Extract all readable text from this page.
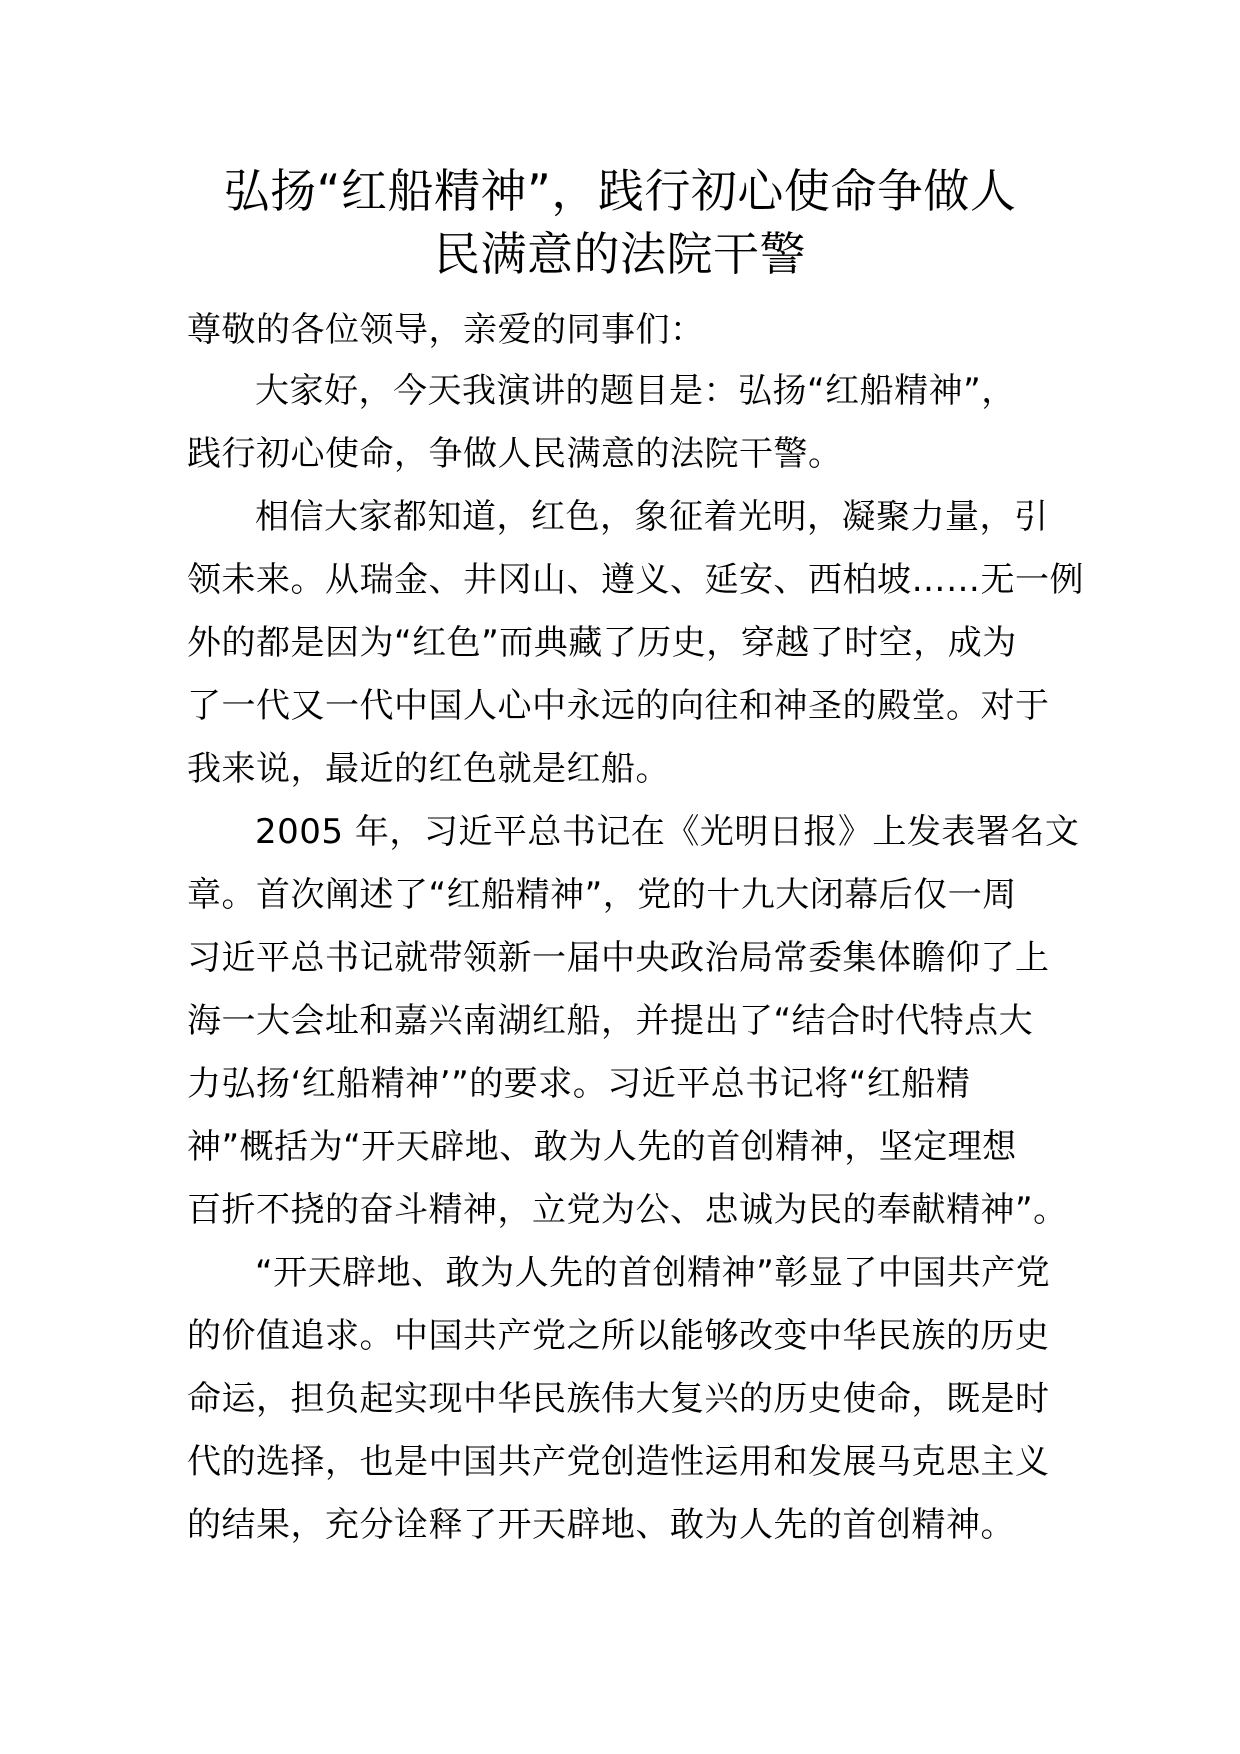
弘扬“红船精神”，践行初心使命争做人
民满意的法院干警
尊敬的各位领导，亲爱的同事们：
大家好，今天我演讲的题目是：弘扬“红船精神”，
践行初心使命，争做人民满意的法院干警。
相信大家都知道，红色，象征着光明，凝聚力量，引
领未来。从瑞金、井冈山、遵义、延安、西柏坡……无一例
外的都是因为“红色”而典藏了历史，穿越了时空，成为
了一代又一代中国人心中永远的向往和神圣的殿堂。对于
我来说，最近的红色就是红船。
2005 年，习近平总书记在《光明日报》上发表署名文
章。首次阐述了“红船精神”，党的十九大闭幕后仅一周
习近平总书记就带领新一届中央政治局常委集体瞻仰了上
海一大会址和嘉兴南湖红船，并提出了“结合时代特点大
力弘扬‘红船精神’”的要求。习近平总书记将“红船精
神”概括为“开天辟地、敢为人先的首创精神，坚定理想
百折不挠的奋斗精神，立党为公、忠诚为民的奉献精神”。
“开天辟地、敢为人先的首创精神”彰显了中国共产党
的价值追求。中国共产党之所以能够改变中华民族的历史
命运，担负起实现中华民族伟大复兴的历史使命，既是时
代的选择，也是中国共产党创造性运用和发展马克思主义
的结果，充分诠释了开天辟地、敢为人先的首创精神。
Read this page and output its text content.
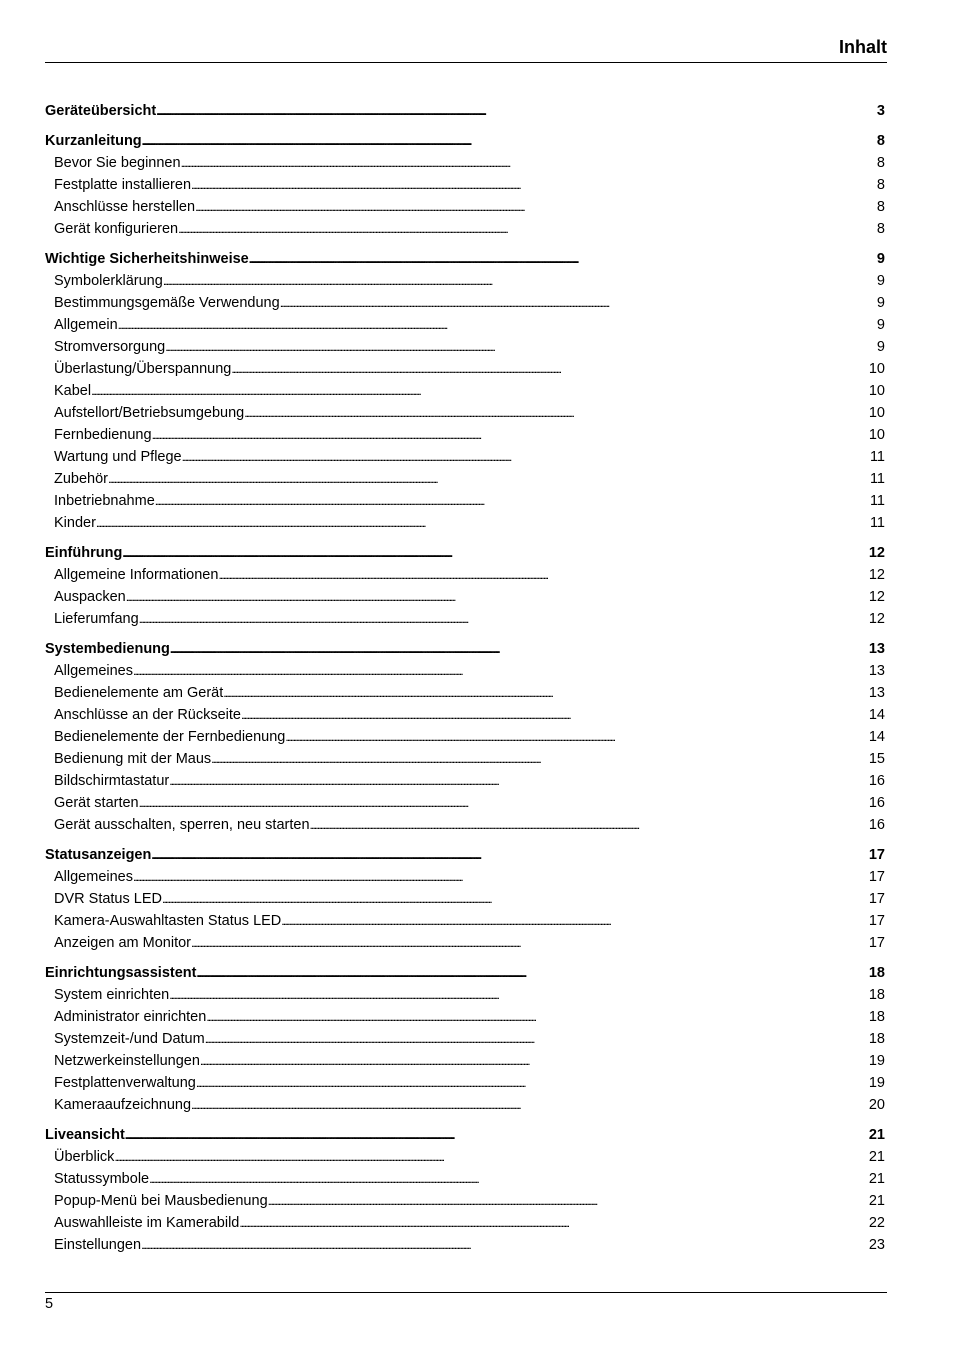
Inhalt
Geräteübersicht . . .	3
Kurzanleitung . . .	8
Bevor Sie beginnen . . .	8
Festplatte installieren . . .	8
Anschlüsse herstellen . . .	8
Gerät konfigurieren . . .	8
Wichtige Sicherheitshinweise . . .	9
Symbolerklärung . . .	9
Bestimmungsgemäße Verwendung . . .	9
Allgemein . . .	9
Stromversorgung . . .	9
Überlastung/Überspannung . . .	10
Kabel . . .	10
Aufstellort/Betriebsumgebung . . .	10
Fernbedienung . . .	10
Wartung und Pflege . . .	11
Zubehör . . .	11
Inbetriebnahme . . .	11
Kinder . . .	11
Einführung . . .	12
Allgemeine Informationen . . .	12
Auspacken . . .	12
Lieferumfang . . .	12
Systembedienung . . .	13
Allgemeines . . .	13
Bedienelemente am Gerät . . .	13
Anschlüsse an der Rückseite . . .	14
Bedienelemente der Fernbedienung . . .	14
Bedienung mit der Maus . . .	15
Bildschirmtastatur . . .	16
Gerät starten . . .	16
Gerät ausschalten, sperren, neu starten . . .	16
Statusanzeigen . . .	17
Allgemeines . . .	17
DVR Status LED . . .	17
Kamera-Auswahltasten Status LED . . .	17
Anzeigen am Monitor . . .	17
Einrichtungsassistent . . .	18
System einrichten . . .	18
Administrator einrichten . . .	18
Systemzeit-/und Datum . . .	18
Netzwerkeinstellungen . . .	19
Festplattenverwaltung . . .	19
Kameraaufzeichnung . . .	20
Liveansicht . . .	21
Überblick . . .	21
Statussymbole . . .	21
Popup-Menü bei Mausbedienung . . .	21
Auswahlleiste im Kamerabild . . .	22
Einstellungen . . .	23
5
+--
Exercise aim: Every line that holds the word "Anschlüsse" should be extracted.

Solution:
Anschlüsse herstellen . . .	8
Anschlüsse an der Rückseite . . .	14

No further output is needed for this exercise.